**Set task:** Skip the pictures. Repeat everything else in the records word for word.

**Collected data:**
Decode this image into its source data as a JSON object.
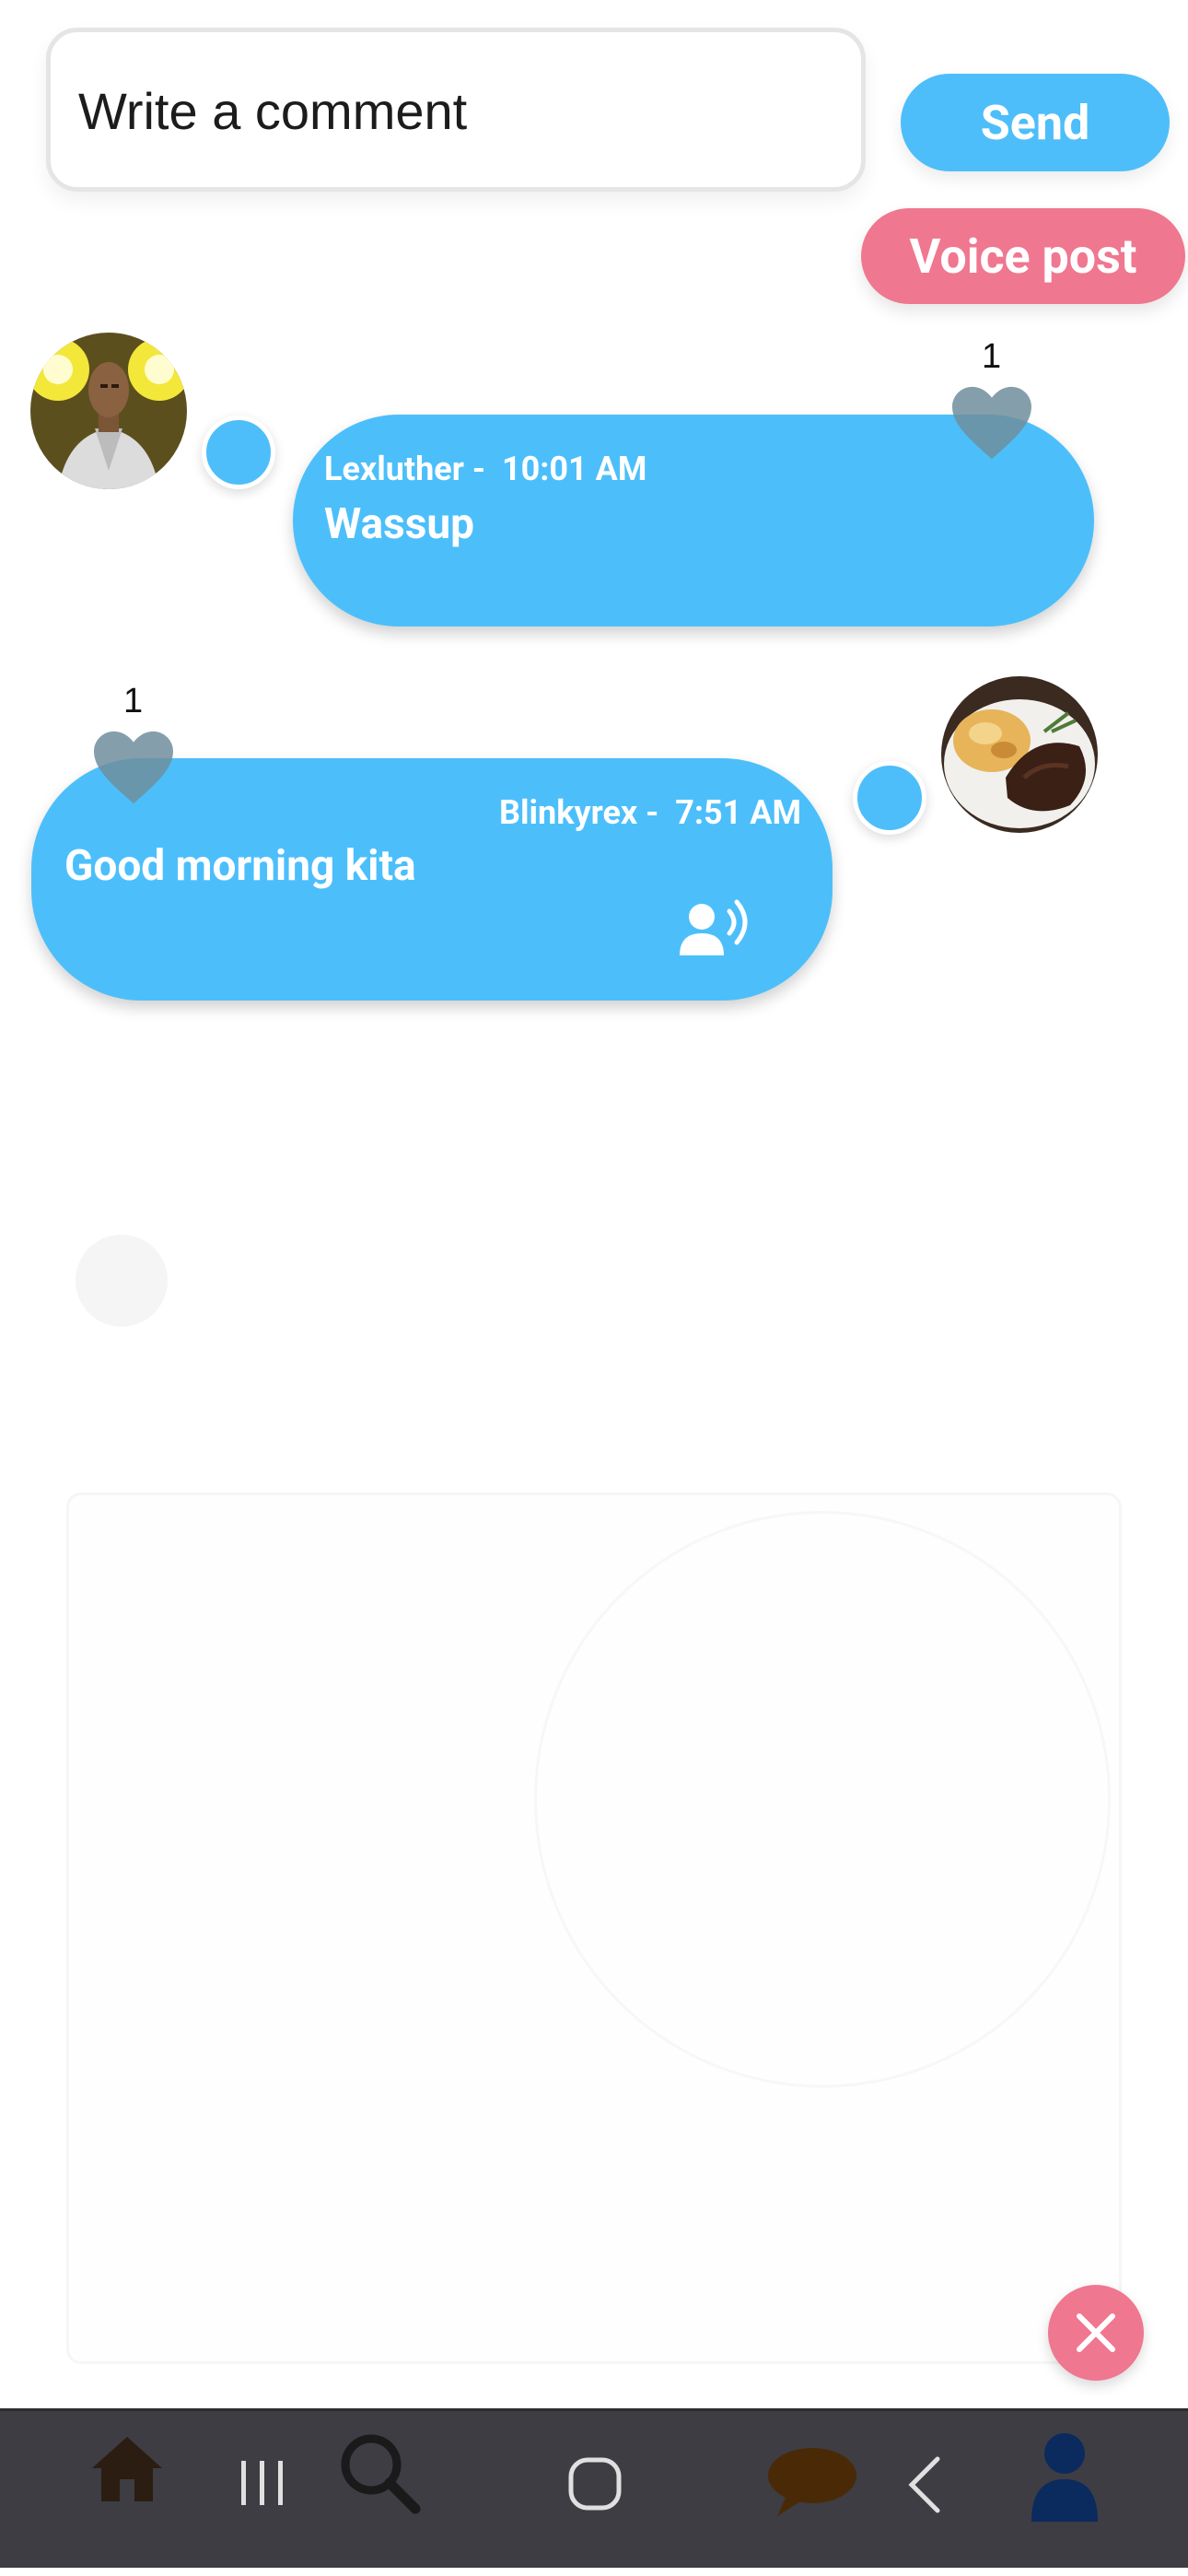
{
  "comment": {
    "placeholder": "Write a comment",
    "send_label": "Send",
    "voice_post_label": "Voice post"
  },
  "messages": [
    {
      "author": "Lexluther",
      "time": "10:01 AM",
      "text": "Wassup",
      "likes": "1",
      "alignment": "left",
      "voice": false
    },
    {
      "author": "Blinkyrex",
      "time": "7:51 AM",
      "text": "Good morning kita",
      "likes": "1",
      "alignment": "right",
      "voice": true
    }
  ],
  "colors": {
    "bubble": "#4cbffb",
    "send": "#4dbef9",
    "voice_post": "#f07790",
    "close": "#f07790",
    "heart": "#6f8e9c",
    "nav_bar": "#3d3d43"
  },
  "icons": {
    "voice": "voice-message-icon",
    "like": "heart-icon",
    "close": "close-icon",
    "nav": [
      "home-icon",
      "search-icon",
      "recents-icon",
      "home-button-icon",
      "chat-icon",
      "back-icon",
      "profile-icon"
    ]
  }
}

**Final answer:**
Decode this image into its source data as a JSON object.
{
  "comment": {
    "placeholder": "Write a comment",
    "send_label": "Send",
    "voice_post_label": "Voice post"
  },
  "messages": [
    {
      "author": "Lexluther",
      "time": "10:01 AM",
      "text": "Wassup",
      "likes": "1",
      "alignment": "left",
      "voice": false
    },
    {
      "author": "Blinkyrex",
      "time": "7:51 AM",
      "text": "Good morning kita",
      "likes": "1",
      "alignment": "right",
      "voice": true
    }
  ],
  "colors": {
    "bubble": "#4cbffb",
    "send": "#4dbef9",
    "voice_post": "#f07790",
    "close": "#f07790",
    "heart": "#6f8e9c",
    "nav_bar": "#3d3d43"
  },
  "icons": {
    "voice": "voice-message-icon",
    "like": "heart-icon",
    "close": "close-icon",
    "nav": [
      "home-icon",
      "search-icon",
      "recents-icon",
      "home-button-icon",
      "chat-icon",
      "back-icon",
      "profile-icon"
    ]
  }
}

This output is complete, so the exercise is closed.